(Exercise) Return every line of the listing below that contains the string "furniture". Letter case counts, so only lines with that exact capitalization qualify.

(Provided material)

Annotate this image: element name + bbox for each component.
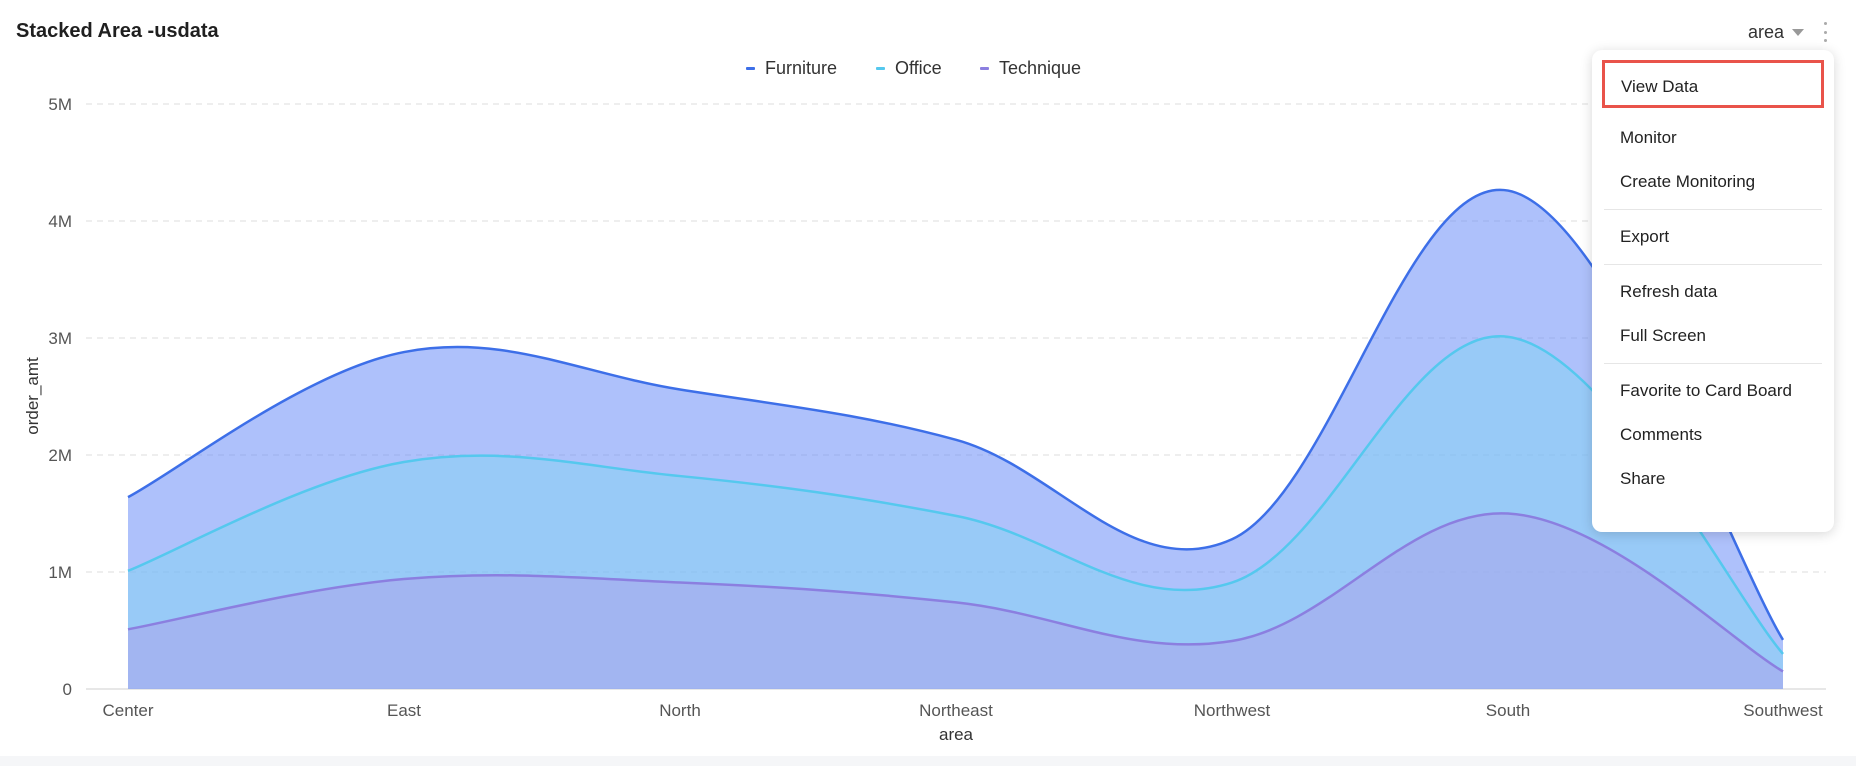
menu-item-comments[interactable]: Comments — [1620, 425, 1703, 444]
menu-item-view-data[interactable]: View Data — [1602, 60, 1824, 108]
menu-item-share[interactable]: Share — [1620, 469, 1666, 488]
y-tick-label: 1M — [48, 563, 72, 582]
menu-item-refresh-data[interactable]: Refresh data — [1620, 282, 1718, 301]
y-tick-label: 2M — [48, 446, 72, 465]
x-tick-label: Center — [102, 701, 153, 720]
y-axis-title: order_amt — [23, 357, 42, 435]
legend-item-office[interactable]: Office — [876, 58, 942, 79]
caret-down-icon — [1792, 29, 1804, 36]
legend-item-furniture[interactable]: Furniture — [746, 58, 837, 79]
y-tick-label: 5M — [48, 95, 72, 114]
menu-separator — [1604, 363, 1822, 364]
legend-label-technique: Technique — [999, 58, 1082, 78]
x-tick-label: Southwest — [1743, 701, 1823, 720]
menu-separator — [1604, 264, 1822, 265]
legend-marker-furniture — [746, 67, 755, 70]
menu-item-monitor[interactable]: Monitor — [1620, 128, 1677, 147]
menu-item-create-monitoring[interactable]: Create Monitoring — [1620, 172, 1756, 191]
legend-label-office: Office — [895, 58, 942, 78]
y-tick-label: 4M — [48, 212, 72, 231]
legend-label-furniture: Furniture — [765, 58, 838, 78]
legend-marker-technique — [980, 67, 989, 70]
legend-marker-office — [876, 67, 885, 70]
line-office — [127, 335, 1784, 655]
dimension-select[interactable]: area — [1748, 22, 1804, 43]
x-tick-label: South — [1486, 701, 1530, 720]
area-technique — [128, 513, 1783, 689]
x-tick-label: Northwest — [1194, 701, 1271, 720]
menu-item-full-screen[interactable]: Full Screen — [1620, 326, 1706, 345]
chart-title: Stacked Area -usdata — [16, 20, 219, 42]
x-axis-title: area — [939, 725, 974, 744]
y-tick-label: 0 — [63, 680, 72, 699]
menu-separator — [1604, 209, 1822, 210]
x-tick-label: Northeast — [919, 701, 993, 720]
line-technique — [127, 512, 1784, 673]
legend-item-technique[interactable]: Technique — [980, 58, 1081, 79]
line-furniture — [127, 188, 1785, 641]
more-actions-menu: View Data Monitor Create Monitoring Export R… — [1592, 50, 1834, 532]
dimension-select-value: area — [1747, 22, 1784, 42]
x-tick-label: East — [387, 701, 421, 720]
more-vertical-icon[interactable] — [1820, 22, 1830, 42]
menu-item-favorite-to-card-board[interactable]: Favorite to Card Board — [1620, 381, 1792, 400]
x-tick-label: North — [659, 701, 701, 720]
menu-item-export[interactable]: Export — [1620, 227, 1670, 246]
y-tick-label: 3M — [48, 329, 72, 348]
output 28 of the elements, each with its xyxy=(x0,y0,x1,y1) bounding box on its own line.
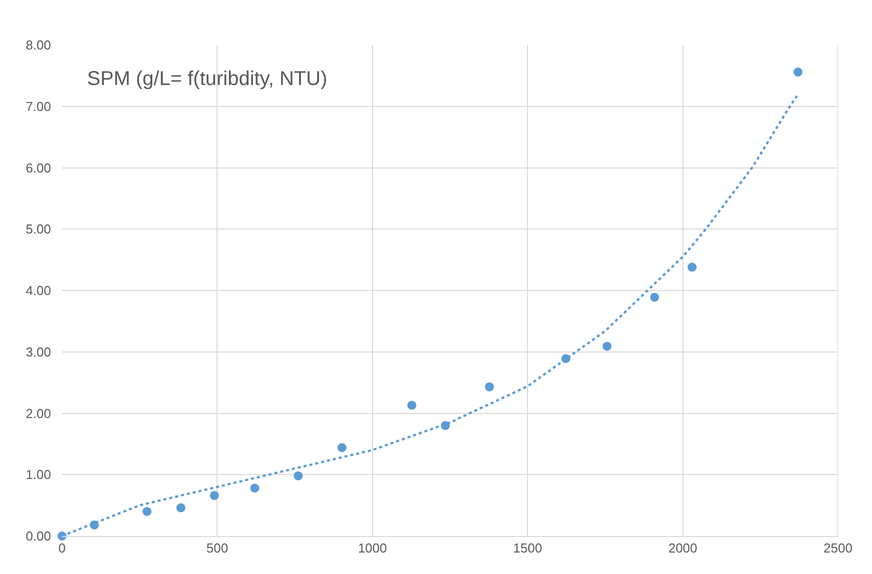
point xyxy=(688,262,697,272)
y-tick-label: 8.00 xyxy=(26,38,51,53)
point xyxy=(142,506,152,516)
point xyxy=(337,443,346,452)
y-tick-label: 2.00 xyxy=(26,406,51,421)
y-tick-label: 1.00 xyxy=(26,467,51,482)
point xyxy=(210,490,219,500)
point xyxy=(650,292,660,302)
x-tick-label: 1000 xyxy=(358,540,387,556)
point xyxy=(250,484,260,493)
y-tick-label: 4.00 xyxy=(26,283,51,298)
point xyxy=(407,400,416,410)
x-tick-label: 0 xyxy=(58,540,66,556)
point xyxy=(484,382,494,392)
x-tick-label: 500 xyxy=(206,540,228,556)
x-tick-label: 1500 xyxy=(513,540,542,556)
point xyxy=(294,471,303,480)
point xyxy=(793,68,802,77)
y-tick-label: 6.00 xyxy=(26,160,51,176)
point xyxy=(602,342,612,351)
x-tick-label: 2500 xyxy=(824,540,852,556)
text: SPM (g/L= f(turibdity, NTU) xyxy=(87,68,328,90)
x-tick-label: 2000 xyxy=(668,540,698,556)
y-tick-label: 7.00 xyxy=(26,98,51,114)
y-tick-label: 3.00 xyxy=(26,344,51,360)
y-tick-label: 5.00 xyxy=(26,222,51,237)
point xyxy=(176,503,186,512)
y-tick-label: 0.00 xyxy=(26,528,51,544)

(Finished task)
legend-item-furniture[interactable]: Furniture — [746, 58, 837, 79]
legend-marker-furniture — [746, 67, 755, 70]
legend-label-furniture: Furniture — [765, 58, 838, 78]
line-furniture — [127, 188, 1785, 641]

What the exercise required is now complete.